### WHAT TO PRODUCE
Read the lines that follow and pick out every one containing the word "医师外出会诊管理暂行规定".

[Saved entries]

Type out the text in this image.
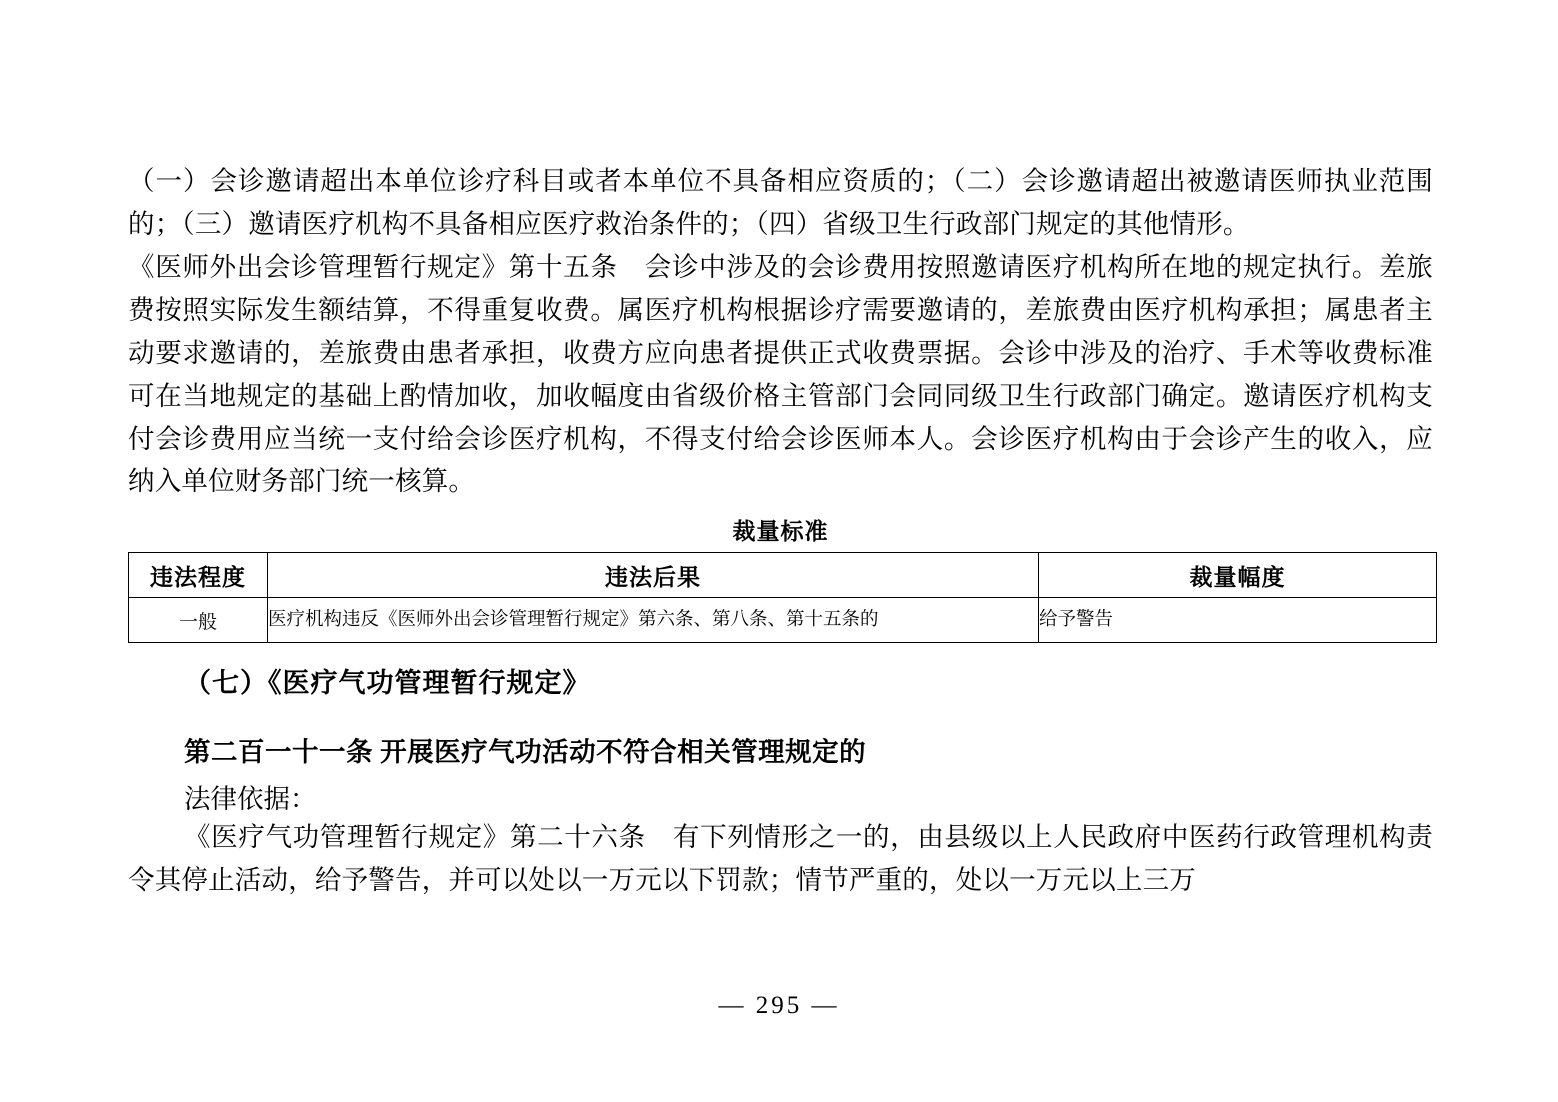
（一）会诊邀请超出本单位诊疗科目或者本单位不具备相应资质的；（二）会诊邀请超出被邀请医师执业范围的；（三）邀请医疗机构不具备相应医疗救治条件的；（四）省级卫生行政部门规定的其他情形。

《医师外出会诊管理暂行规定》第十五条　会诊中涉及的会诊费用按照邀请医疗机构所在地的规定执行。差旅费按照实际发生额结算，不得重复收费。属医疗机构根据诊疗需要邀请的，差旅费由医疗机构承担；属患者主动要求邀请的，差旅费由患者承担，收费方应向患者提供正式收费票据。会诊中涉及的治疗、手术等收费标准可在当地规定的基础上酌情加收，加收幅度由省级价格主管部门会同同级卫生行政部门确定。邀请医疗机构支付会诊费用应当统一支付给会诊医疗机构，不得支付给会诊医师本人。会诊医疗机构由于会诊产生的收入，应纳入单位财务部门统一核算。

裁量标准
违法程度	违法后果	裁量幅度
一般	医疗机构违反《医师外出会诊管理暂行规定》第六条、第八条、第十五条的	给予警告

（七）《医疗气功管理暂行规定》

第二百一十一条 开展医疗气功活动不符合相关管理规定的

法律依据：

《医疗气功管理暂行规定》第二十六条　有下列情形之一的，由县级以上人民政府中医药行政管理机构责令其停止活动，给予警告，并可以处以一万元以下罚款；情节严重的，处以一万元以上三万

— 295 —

* * *

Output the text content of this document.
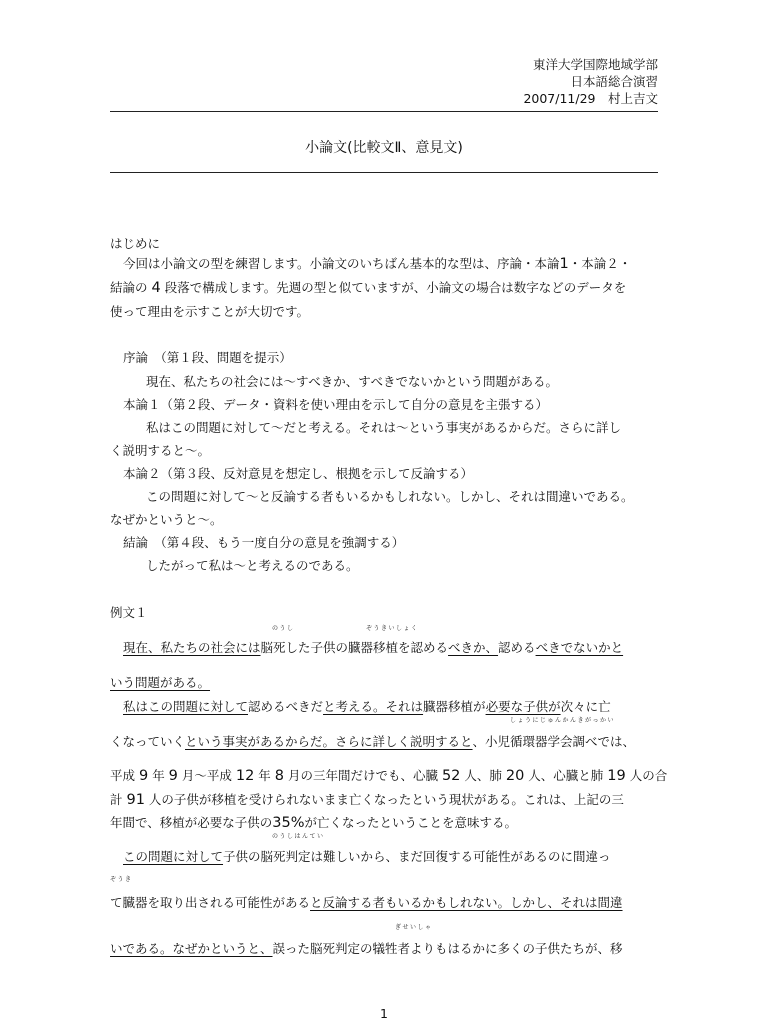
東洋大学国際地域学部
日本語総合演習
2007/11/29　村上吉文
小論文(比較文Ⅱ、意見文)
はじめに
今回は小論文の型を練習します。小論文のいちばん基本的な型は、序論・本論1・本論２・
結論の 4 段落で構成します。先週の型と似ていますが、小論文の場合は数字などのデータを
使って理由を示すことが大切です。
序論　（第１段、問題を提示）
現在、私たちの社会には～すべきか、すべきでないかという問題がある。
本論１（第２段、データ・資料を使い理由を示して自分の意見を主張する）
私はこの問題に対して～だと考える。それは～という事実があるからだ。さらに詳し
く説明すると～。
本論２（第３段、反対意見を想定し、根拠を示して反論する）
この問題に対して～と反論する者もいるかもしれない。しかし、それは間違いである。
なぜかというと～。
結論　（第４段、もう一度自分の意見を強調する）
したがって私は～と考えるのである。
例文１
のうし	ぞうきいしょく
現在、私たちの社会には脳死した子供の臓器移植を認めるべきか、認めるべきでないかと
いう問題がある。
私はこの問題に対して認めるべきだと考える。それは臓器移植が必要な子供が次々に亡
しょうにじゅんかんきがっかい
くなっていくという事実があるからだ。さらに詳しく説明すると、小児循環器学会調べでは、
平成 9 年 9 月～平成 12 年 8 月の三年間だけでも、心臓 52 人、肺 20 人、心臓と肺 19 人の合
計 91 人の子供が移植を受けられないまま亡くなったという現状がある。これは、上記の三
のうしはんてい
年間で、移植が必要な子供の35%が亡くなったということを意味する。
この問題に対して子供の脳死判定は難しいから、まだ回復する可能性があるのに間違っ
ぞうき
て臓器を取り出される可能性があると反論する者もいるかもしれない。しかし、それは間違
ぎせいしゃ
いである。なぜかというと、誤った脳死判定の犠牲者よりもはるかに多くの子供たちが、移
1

### RESPONSE TO THIS TASK
《医师外出会诊管理暂行规定》第十五条　会诊中涉及的会诊费用按照邀请医疗机构所在地的规定执行。差旅费按照实际发生额结算，不得重复收费。属医疗机构根据诊疗需要邀请的，差旅费由医疗机构承担；属患者主动要求邀请的，差旅费由患者承担，收费方应向患者提供正式收费票据。会诊中涉及的治疗、手术等收费标准可在当地规定的基础上酌情加收，加收幅度由省级价格主管部门会同同级卫生行政部门确定。邀请医疗机构支付会诊费用应当统一支付给会诊医疗机构，不得支付给会诊医师本人。会诊医疗机构由于会诊产生的收入，应纳入单位财务部门统一核算。
一般	医疗机构违反《医师外出会诊管理暂行规定》第六条、第八条、第十五条的	给予警告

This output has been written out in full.